#### MATERIAL SHOWN
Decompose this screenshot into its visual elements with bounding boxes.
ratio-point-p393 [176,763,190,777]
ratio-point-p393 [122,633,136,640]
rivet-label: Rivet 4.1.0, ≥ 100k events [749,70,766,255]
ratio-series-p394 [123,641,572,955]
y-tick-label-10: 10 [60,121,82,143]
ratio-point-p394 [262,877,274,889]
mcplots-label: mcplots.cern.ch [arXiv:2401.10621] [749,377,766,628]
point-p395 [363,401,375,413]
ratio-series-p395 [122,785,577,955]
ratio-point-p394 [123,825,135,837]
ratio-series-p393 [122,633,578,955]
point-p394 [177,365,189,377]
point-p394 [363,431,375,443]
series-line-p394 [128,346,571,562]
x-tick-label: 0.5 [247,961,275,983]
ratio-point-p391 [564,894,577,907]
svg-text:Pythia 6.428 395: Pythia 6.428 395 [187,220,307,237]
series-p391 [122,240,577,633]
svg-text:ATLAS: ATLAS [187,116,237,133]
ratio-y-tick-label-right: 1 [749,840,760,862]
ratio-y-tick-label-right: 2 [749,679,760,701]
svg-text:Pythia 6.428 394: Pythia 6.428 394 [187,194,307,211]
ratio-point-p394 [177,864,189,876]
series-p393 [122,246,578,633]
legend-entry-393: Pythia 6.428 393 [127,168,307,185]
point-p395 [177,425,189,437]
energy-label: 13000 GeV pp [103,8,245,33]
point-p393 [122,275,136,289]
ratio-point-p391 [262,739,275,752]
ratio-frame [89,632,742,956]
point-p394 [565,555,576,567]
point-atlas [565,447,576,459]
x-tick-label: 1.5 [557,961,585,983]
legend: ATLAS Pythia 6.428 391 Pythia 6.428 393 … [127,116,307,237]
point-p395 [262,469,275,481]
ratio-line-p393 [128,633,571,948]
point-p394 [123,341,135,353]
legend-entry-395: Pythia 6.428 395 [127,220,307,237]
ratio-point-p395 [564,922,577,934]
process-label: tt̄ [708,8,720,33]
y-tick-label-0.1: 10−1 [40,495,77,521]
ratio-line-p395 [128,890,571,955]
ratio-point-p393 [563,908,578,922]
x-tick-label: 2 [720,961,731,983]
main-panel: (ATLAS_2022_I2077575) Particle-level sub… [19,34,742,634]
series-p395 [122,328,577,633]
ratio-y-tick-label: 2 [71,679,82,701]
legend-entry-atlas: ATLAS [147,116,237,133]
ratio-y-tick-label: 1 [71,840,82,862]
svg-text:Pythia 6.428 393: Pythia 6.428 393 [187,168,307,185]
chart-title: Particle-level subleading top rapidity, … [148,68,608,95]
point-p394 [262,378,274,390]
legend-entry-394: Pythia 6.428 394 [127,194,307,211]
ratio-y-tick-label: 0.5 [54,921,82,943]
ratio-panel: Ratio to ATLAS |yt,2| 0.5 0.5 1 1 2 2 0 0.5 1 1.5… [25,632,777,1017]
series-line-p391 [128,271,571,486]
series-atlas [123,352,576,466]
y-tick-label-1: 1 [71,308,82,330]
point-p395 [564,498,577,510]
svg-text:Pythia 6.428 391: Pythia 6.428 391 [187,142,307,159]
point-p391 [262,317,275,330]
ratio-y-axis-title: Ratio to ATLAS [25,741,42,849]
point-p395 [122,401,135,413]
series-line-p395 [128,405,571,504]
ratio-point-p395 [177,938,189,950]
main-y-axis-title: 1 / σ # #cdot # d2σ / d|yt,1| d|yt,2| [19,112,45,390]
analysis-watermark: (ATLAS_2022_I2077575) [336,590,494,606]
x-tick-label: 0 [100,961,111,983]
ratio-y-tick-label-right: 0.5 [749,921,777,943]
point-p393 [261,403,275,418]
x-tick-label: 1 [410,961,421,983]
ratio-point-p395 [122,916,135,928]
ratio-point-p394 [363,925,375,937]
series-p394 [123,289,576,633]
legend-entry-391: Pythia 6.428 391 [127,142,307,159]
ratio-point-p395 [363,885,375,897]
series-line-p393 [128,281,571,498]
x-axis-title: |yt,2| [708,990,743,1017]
########
__WORK TO DO__. Rewrite the items from the very first line through the line containing "svg-text:ATLAS: ATLAS [187,116,237,133]", both included. Change "Pythia" to "PYTHIA" and leave everything else as it is.

__SOLUTION TO THIS TASK__.
Decompose this screenshot into its visual elements with bounding boxes.
ratio-point-p393 [176,763,190,777]
ratio-point-p393 [122,633,136,640]
rivet-label: Rivet 4.1.0, ≥ 100k events [749,70,766,255]
ratio-series-p394 [123,641,572,955]
y-tick-label-10: 10 [60,121,82,143]
ratio-point-p394 [262,877,274,889]
mcplots-label: mcplots.cern.ch [arXiv:2401.10621] [749,377,766,628]
point-p395 [363,401,375,413]
ratio-series-p395 [122,785,577,955]
ratio-point-p394 [123,825,135,837]
ratio-series-p393 [122,633,578,955]
point-p394 [177,365,189,377]
point-p394 [363,431,375,443]
series-line-p394 [128,346,571,562]
x-tick-label: 0.5 [247,961,275,983]
ratio-point-p391 [564,894,577,907]
svg-text:PYTHIA 6.428 395: PYTHIA 6.428 395 [187,220,307,237]
series-p391 [122,240,577,633]
svg-text:ATLAS: ATLAS [187,116,237,133]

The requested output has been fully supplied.